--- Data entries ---
=======

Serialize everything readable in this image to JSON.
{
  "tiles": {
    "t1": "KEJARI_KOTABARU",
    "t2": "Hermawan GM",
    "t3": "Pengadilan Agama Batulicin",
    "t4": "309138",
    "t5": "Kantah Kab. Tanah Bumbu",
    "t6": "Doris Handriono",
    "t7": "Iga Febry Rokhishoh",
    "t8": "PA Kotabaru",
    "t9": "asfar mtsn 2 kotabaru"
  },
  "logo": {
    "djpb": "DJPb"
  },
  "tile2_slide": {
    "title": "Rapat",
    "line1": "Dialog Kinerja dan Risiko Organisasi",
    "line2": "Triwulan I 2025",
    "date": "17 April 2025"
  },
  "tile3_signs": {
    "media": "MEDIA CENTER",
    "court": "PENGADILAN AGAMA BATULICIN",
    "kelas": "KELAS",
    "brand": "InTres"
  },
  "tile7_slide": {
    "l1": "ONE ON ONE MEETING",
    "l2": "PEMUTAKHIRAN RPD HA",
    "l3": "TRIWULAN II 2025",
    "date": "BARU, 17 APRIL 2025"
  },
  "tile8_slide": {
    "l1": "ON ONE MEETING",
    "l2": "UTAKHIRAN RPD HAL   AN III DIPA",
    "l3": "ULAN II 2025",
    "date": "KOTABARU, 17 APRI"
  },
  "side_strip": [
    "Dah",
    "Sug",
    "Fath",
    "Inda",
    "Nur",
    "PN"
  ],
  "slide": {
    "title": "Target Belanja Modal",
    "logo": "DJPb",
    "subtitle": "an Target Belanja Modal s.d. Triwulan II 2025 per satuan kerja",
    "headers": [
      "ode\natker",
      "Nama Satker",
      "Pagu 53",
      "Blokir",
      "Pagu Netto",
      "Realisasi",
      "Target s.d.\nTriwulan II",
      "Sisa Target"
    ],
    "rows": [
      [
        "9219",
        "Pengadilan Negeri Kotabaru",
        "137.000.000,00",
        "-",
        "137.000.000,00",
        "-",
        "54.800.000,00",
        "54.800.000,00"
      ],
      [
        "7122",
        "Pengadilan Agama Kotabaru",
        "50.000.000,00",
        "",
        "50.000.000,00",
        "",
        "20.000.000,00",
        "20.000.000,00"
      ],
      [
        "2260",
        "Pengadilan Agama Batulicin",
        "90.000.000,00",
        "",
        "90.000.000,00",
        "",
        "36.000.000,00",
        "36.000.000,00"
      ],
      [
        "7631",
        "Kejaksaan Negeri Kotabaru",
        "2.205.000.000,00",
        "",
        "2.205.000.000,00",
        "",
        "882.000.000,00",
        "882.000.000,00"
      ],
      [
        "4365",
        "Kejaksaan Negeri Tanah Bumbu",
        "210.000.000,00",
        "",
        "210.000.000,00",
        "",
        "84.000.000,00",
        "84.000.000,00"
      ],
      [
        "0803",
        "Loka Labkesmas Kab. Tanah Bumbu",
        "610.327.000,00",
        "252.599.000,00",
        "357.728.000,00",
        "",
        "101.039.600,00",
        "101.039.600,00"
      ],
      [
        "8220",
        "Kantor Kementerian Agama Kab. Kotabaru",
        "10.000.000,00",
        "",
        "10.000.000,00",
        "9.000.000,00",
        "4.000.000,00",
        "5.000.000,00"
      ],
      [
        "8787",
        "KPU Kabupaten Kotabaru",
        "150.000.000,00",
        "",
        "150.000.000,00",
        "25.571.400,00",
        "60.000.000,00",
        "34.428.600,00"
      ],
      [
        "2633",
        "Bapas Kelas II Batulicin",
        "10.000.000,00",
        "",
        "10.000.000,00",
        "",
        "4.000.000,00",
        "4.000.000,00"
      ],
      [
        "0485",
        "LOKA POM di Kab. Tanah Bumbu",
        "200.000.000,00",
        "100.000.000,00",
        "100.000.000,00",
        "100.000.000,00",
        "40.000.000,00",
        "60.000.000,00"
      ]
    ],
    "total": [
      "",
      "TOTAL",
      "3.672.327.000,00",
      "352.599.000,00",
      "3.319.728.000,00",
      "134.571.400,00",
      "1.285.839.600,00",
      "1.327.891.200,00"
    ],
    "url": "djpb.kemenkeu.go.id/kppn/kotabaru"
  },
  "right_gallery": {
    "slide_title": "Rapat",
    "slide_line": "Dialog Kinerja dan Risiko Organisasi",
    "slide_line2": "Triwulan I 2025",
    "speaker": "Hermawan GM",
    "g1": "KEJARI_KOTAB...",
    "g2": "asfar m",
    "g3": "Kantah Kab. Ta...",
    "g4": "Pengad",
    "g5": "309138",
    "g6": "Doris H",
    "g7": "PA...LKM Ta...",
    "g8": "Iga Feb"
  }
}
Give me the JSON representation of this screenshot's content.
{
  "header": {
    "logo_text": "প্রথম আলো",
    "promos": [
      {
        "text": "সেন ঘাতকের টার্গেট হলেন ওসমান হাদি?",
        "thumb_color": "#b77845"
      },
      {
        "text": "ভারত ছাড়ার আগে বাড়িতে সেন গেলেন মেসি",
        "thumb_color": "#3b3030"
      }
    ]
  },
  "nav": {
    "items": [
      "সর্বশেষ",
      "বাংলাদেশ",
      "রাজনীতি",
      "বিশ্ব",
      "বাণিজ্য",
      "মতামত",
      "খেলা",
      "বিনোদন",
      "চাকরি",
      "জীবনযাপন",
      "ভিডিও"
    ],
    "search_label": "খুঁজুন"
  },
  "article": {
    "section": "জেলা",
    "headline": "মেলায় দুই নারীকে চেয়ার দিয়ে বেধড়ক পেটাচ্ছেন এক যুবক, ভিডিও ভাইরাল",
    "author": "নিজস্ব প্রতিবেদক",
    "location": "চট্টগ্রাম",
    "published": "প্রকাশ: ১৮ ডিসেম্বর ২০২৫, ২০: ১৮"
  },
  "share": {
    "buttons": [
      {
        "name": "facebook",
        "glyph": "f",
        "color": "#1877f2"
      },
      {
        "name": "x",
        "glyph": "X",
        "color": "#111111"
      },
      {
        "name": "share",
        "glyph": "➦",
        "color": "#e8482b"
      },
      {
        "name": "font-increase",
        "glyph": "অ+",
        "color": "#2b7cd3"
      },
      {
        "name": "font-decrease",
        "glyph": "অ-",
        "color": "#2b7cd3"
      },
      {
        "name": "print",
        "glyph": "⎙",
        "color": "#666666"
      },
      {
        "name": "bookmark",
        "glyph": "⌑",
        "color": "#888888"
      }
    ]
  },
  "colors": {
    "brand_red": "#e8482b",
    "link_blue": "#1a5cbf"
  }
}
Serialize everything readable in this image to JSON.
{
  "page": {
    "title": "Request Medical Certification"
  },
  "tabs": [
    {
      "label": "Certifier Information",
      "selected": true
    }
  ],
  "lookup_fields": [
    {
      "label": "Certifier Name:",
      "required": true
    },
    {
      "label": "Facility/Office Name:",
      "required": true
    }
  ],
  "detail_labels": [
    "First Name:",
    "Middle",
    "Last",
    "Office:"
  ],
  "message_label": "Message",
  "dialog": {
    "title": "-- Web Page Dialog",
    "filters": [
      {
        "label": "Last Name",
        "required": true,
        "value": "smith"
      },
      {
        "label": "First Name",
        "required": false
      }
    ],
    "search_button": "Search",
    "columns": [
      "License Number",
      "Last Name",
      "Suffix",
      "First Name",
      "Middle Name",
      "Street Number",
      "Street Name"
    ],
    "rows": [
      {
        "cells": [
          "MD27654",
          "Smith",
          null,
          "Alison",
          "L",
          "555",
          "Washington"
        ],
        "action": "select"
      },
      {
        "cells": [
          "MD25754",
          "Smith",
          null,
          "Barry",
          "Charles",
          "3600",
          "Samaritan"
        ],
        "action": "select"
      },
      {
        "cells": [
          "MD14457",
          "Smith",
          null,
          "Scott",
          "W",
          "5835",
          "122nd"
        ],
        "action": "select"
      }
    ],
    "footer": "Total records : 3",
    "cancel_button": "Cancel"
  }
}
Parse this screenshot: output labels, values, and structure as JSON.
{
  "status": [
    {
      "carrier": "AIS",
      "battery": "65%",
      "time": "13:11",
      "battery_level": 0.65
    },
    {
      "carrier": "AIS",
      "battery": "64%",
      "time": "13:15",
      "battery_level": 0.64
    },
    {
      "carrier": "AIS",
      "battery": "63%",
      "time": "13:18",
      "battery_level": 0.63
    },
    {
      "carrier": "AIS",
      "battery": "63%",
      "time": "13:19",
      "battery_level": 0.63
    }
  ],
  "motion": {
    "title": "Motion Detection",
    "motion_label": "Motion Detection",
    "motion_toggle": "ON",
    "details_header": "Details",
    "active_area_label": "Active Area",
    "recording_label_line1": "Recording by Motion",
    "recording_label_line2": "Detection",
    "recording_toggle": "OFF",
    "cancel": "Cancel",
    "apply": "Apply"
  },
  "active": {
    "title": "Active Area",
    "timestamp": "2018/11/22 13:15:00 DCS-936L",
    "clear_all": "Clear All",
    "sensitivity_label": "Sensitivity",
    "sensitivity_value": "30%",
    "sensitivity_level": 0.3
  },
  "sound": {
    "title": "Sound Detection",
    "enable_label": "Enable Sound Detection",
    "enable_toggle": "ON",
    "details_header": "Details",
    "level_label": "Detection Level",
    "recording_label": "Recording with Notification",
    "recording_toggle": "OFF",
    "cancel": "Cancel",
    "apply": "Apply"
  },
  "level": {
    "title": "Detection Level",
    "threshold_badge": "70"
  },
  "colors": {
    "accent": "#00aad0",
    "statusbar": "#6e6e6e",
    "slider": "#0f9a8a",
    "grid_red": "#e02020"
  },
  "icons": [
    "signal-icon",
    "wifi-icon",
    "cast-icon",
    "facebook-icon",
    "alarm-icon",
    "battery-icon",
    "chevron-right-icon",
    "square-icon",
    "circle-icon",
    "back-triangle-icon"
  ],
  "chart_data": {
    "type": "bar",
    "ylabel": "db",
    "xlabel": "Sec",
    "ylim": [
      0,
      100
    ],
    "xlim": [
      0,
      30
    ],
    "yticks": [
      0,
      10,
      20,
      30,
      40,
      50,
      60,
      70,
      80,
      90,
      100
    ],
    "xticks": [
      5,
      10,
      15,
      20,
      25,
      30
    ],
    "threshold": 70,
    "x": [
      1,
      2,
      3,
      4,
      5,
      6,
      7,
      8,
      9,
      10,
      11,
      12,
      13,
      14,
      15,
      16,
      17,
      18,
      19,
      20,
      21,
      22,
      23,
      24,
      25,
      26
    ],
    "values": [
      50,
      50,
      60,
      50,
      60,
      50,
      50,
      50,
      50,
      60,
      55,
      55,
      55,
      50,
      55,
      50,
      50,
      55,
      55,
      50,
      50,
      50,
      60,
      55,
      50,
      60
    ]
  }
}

=======

Say only how many lines in the records carry the word "Area".

2